-- Begin WORKING DATA --

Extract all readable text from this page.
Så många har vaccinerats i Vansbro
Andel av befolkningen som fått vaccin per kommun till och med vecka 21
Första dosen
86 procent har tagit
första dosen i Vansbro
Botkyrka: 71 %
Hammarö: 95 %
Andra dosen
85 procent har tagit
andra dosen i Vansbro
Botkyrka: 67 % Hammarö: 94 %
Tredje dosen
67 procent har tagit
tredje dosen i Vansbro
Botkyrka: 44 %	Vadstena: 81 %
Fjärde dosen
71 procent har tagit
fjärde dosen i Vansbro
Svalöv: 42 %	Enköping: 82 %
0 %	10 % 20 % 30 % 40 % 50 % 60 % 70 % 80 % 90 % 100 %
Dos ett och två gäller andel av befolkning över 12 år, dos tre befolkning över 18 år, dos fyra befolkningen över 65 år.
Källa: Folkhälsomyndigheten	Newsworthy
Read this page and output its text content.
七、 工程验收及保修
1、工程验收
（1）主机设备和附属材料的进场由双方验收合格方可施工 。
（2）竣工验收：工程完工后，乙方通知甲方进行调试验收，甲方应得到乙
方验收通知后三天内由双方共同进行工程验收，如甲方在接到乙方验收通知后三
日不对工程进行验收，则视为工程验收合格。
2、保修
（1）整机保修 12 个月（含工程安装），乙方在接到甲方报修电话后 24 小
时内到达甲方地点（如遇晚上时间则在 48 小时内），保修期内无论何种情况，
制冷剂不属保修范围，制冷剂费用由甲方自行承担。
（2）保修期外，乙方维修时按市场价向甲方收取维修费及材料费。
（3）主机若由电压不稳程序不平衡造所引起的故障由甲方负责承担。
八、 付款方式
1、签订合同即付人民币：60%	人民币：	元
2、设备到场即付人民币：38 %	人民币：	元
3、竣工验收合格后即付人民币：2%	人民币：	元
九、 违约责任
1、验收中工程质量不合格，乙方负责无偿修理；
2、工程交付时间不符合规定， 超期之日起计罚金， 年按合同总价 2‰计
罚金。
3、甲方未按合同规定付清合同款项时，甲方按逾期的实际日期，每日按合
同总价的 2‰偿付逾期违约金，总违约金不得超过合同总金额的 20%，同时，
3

-- End WORKING DATA --

AIM — Print out all the entries precisely as written.

RESPONSE TO THIS TASK —
Extract all readable text from this page.
Så många har vaccinerats i Vansbro
Andel av befolkningen som fått vaccin per kommun till och med vecka 21
Första dosen
86 procent har tagit
första dosen i Vansbro
Botkyrka: 71 %
Hammarö: 95 %
Andra dosen
85 procent har tagit
andra dosen i Vansbro
Botkyrka: 67 % Hammarö: 94 %
Tredje dosen
67 procent har tagit
tredje dosen i Vansbro
Botkyrka: 44 %	Vadstena: 81 %
Fjärde dosen
71 procent har tagit
fjärde dosen i Vansbro
Svalöv: 42 %	Enköping: 82 %
0 %	10 % 20 % 30 % 40 % 50 % 60 % 70 % 80 % 90 % 100 %
Dos ett och två gäller andel av befolkning över 12 år, dos tre befolkning över 18 år, dos fyra befolkningen över 65 år.
Källa: Folkhälsomyndigheten	Newsworthy
Read this page and output its text content.
七、 工程验收及保修
1、工程验收
（1）主机设备和附属材料的进场由双方验收合格方可施工 。
（2）竣工验收：工程完工后，乙方通知甲方进行调试验收，甲方应得到乙
方验收通知后三天内由双方共同进行工程验收，如甲方在接到乙方验收通知后三
日不对工程进行验收，则视为工程验收合格。
2、保修
（1）整机保修 12 个月（含工程安装），乙方在接到甲方报修电话后 24 小
时内到达甲方地点（如遇晚上时间则在 48 小时内），保修期内无论何种情况，
制冷剂不属保修范围，制冷剂费用由甲方自行承担。
（2）保修期外，乙方维修时按市场价向甲方收取维修费及材料费。
（3）主机若由电压不稳程序不平衡造所引起的故障由甲方负责承担。
八、 付款方式
1、签订合同即付人民币：60%	人民币：	元
2、设备到场即付人民币：38 %	人民币：	元
3、竣工验收合格后即付人民币：2%	人民币：	元
九、 违约责任
1、验收中工程质量不合格，乙方负责无偿修理；
2、工程交付时间不符合规定， 超期之日起计罚金， 年按合同总价 2‰计
罚金。
3、甲方未按合同规定付清合同款项时，甲方按逾期的实际日期，每日按合
同总价的 2‰偿付逾期违约金，总违约金不得超过合同总金额的 20%，同时，
3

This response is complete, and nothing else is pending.